» Material provided
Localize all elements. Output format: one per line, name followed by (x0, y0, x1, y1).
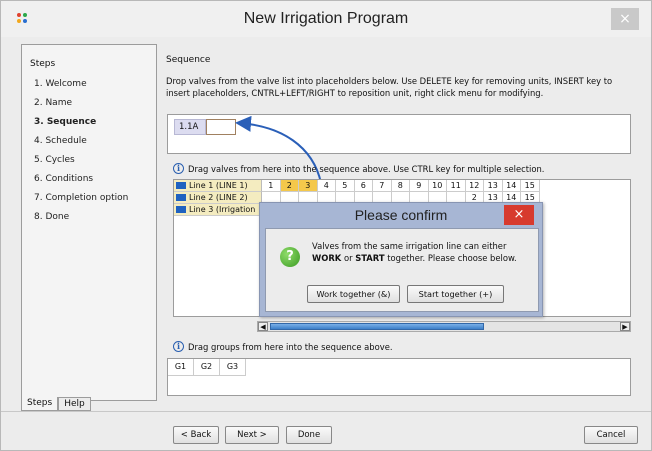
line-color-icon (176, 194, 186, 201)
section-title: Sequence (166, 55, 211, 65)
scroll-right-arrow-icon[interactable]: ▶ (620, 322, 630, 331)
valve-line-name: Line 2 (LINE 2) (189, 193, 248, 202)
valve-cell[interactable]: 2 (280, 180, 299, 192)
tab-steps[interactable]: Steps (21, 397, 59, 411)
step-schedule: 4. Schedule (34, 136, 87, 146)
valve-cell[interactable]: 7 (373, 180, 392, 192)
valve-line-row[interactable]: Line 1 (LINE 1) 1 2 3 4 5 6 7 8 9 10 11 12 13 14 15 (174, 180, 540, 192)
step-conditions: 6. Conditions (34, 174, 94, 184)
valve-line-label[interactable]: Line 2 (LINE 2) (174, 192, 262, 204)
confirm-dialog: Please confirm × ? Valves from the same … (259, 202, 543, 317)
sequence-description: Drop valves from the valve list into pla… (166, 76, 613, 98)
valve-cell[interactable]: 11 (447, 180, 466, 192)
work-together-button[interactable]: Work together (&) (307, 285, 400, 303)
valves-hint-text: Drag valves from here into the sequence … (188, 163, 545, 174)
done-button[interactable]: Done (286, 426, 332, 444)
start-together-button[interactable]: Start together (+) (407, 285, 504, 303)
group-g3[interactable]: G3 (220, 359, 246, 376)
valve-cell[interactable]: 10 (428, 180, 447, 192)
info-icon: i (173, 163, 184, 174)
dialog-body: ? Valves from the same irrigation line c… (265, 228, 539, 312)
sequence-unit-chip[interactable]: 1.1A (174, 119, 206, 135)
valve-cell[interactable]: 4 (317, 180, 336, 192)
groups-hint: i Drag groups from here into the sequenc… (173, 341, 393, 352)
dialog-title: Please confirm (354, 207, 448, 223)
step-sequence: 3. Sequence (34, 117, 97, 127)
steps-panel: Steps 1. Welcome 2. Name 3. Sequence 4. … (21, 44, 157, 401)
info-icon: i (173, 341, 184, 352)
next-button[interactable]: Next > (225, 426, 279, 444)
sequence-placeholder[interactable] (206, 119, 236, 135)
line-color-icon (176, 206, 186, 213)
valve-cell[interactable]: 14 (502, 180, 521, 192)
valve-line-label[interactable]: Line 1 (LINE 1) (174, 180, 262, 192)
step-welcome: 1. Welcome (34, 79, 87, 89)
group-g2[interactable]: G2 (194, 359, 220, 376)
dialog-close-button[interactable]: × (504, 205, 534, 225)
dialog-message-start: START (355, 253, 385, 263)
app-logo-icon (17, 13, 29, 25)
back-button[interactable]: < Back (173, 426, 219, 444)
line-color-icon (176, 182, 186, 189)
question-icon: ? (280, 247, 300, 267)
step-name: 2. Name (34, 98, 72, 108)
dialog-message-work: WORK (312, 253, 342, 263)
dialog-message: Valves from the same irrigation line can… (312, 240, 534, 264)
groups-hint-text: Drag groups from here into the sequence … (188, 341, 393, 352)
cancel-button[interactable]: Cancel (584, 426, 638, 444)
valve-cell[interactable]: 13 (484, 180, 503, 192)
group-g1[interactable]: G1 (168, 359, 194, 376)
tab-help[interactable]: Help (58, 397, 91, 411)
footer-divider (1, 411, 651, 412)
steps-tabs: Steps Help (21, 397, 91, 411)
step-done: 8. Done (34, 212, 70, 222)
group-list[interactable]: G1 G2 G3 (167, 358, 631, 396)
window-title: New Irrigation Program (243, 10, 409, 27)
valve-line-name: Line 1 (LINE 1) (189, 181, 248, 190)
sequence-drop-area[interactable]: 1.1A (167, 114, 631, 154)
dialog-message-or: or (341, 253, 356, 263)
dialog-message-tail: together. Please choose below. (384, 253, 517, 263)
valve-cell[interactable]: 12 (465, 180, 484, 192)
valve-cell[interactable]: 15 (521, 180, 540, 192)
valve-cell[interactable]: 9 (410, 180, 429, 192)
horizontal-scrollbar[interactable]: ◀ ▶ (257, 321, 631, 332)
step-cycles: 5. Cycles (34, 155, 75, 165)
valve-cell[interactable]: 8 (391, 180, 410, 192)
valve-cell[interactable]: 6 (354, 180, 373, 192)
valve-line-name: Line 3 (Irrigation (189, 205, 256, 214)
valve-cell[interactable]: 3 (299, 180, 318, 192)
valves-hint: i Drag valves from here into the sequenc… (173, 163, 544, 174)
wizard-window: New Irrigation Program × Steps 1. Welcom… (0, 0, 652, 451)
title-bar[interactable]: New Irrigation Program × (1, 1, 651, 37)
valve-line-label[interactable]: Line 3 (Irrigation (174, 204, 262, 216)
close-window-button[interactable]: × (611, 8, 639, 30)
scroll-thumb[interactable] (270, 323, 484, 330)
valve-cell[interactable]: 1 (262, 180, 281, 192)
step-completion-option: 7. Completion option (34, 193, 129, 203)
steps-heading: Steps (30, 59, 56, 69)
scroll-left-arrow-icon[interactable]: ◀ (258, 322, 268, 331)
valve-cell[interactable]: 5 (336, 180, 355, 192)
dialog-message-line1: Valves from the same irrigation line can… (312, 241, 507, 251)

» What the exercise asks
Convert each line of the material above into a JSON list of strings, one string per line, with blank lines omitted and the pictures left out.

» Final result
[
  "Localize all elements. Output format: one per line, name followed by (x0, y0, x1, y1).",
  "line-color-icon (176, 194, 186, 201)",
  "section-title: Sequence (166, 55, 211, 65)",
  "scroll-right-arrow-icon[interactable]: ▶ (620, 322, 630, 331)",
  "valve-line-name: Line 2 (LINE 2) (189, 193, 248, 202)",
  "valve-cell[interactable]: 2 (280, 180, 299, 192)",
  "tab-steps[interactable]: Steps (21, 397, 59, 411)",
  "step-schedule: 4. Schedule (34, 136, 87, 146)",
  "valve-cell[interactable]: 7 (373, 180, 392, 192)",
  "valve-line-row[interactable]: Line 1 (LINE 1) 1 2 3 4 5 6 7 8 9 10 11 12 13 14 15 (174, 180, 540, 192)",
  "step-conditions: 6. Conditions (34, 174, 94, 184)",
  "valve-line-label[interactable]: Line 2 (LINE 2) (174, 192, 262, 204)",
  "confirm-dialog: Please confirm × ? Valves from the same … (259, 202, 543, 317)",
  "sequence-description: Drop valves from the valve list into pla… (166, 76, 613, 98)",
  "valve-cell[interactable]: 11 (447, 180, 466, 192)",
  "work-together-button[interactable]: Work together (&) (307, 285, 400, 303)",
  "valves-hint-text: Drag valves from here into the sequence … (188, 163, 545, 174)",
  "done-button[interactable]: Done (286, 426, 332, 444)",
  "start-together-button[interactable]: Start together (+) (407, 285, 504, 303)",
  "group-g3[interactable]: G3 (220, 359, 246, 376)",
  "valve-cell[interactable]: 10 (428, 180, 447, 192)",
  "info-icon: i (173, 163, 184, 174)",
  "dialog-body: ? Valves from the same irrigation line c… (265, 228, 539, 312)",
  "sequence-unit-chip[interactable]: 1.1A (174, 119, 206, 135)",
  "valve-cell[interactable]: 4 (317, 180, 336, 192)",
  "groups-hint: i Drag groups from here into the sequenc… (173, 341, 393, 352)",
  "dialog-title: Please confirm (354, 207, 448, 223)",
  "step-sequence: 3. Sequence (34, 117, 97, 127)",
  "steps-panel: Steps 1. Welcome 2. Name 3. Sequence 4. … (21, 44, 157, 401)",
  "info-icon: i (173, 341, 184, 352)",
  "next-button[interactable]: Next > (225, 426, 279, 444)",
  "sequence-placeholder[interactable] (206, 119, 236, 135)",
  "line-color-icon (176, 206, 186, 213)",
  "valve-cell[interactable]: 14 (502, 180, 521, 192)",
  "valve-line-label[interactable]: Line 1 (LINE 1) (174, 180, 262, 192)",
  "step-welcome: 1. Welcome (34, 79, 87, 89)",
  "group-g2[interactable]: G2 (194, 359, 220, 376)",
  "dialog-close-button[interactable]: × (504, 205, 534, 225)",
  "dialog-message-start: START (355, 253, 385, 263)",
  "app-logo-icon (17, 13, 29, 25)",
  "back-button[interactable]: < Back (173, 426, 219, 444)",
  "line-color-icon (176, 182, 186, 189)",
  "question-icon: ? (280, 247, 300, 267)",
  "step-name: 2. Name (34, 98, 72, 108)",
  "dialog-message-work: WORK (312, 253, 342, 263)",
  "dialog-message: Valves from the same irrigation line can… (312, 240, 534, 264)",
  "groups-hint-text: Drag groups from here into the sequence … (188, 341, 393, 352)",
  "cancel-button[interactable]: Cancel (584, 426, 638, 444)",
  "valve-cell[interactable]: 13 (484, 180, 503, 192)",
  "group-g1[interactable]: G1 (168, 359, 194, 376)",
  "tab-help[interactable]: Help (58, 397, 91, 411)",
  "footer-divider (1, 411, 651, 412)",
  "steps-tabs: Steps Help (21, 397, 91, 411)",
  "step-done: 8. Done (34, 212, 70, 222)",
  "group-list[interactable]: G1 G2 G3 (167, 358, 631, 396)",
  "window-title: New Irrigation Program (243, 10, 409, 27)",
  "valve-line-name: Line 1 (LINE 1) (189, 181, 248, 190)",
  "sequence-drop-area[interactable]: 1.1A (167, 114, 631, 154)",
  "dialog-message-or: or (341, 253, 356, 263)",
  "dialog-message-tail: together. Please choose below. (384, 253, 517, 263)",
  "valve-cell[interactable]: 12 (465, 180, 484, 192)",
  "valve-cell[interactable]: 15 (521, 180, 540, 192)",
  "valve-cell[interactable]: 9 (410, 180, 429, 192)",
  "horizontal-scrollbar[interactable]: ◀ ▶ (257, 321, 631, 332)",
  "step-cycles: 5. Cycles (34, 155, 75, 165)",
  "valve-cell[interactable]: 8 (391, 180, 410, 192)",
  "valve-cell[interactable]: 6 (354, 180, 373, 192)",
  "valve-line-name: Line 3 (Irrigation (189, 205, 256, 214)",
  "valve-cell[interactable]: 3 (299, 180, 318, 192)",
  "valves-hint: i Drag valves from here into the sequenc… (173, 163, 544, 174)",
  "wizard-window: New Irrigation Program × Steps 1. Welcom… (0, 0, 652, 451)",
  "title-bar[interactable]: New Irrigation Program × (1, 1, 651, 37)",
  "valve-line-label[interactable]: Line 3 (Irrigation (174, 204, 262, 216)",
  "close-window-button[interactable]: × (611, 8, 639, 30)",
  "scroll-thumb[interactable] (270, 323, 484, 330)",
  "valve-cell[interactable]: 1 (262, 180, 281, 192)",
  "step-completion-option: 7. Completion option (34, 193, 129, 203)",
  "steps-heading: Steps (30, 59, 56, 69)",
  "scroll-left-arrow-icon[interactable]: ◀ (258, 322, 268, 331)",
  "valve-cell[interactable]: 5 (336, 180, 355, 192)",
  "dialog-message-line1: Valves from the same irrigation line can… (312, 241, 507, 251)"
]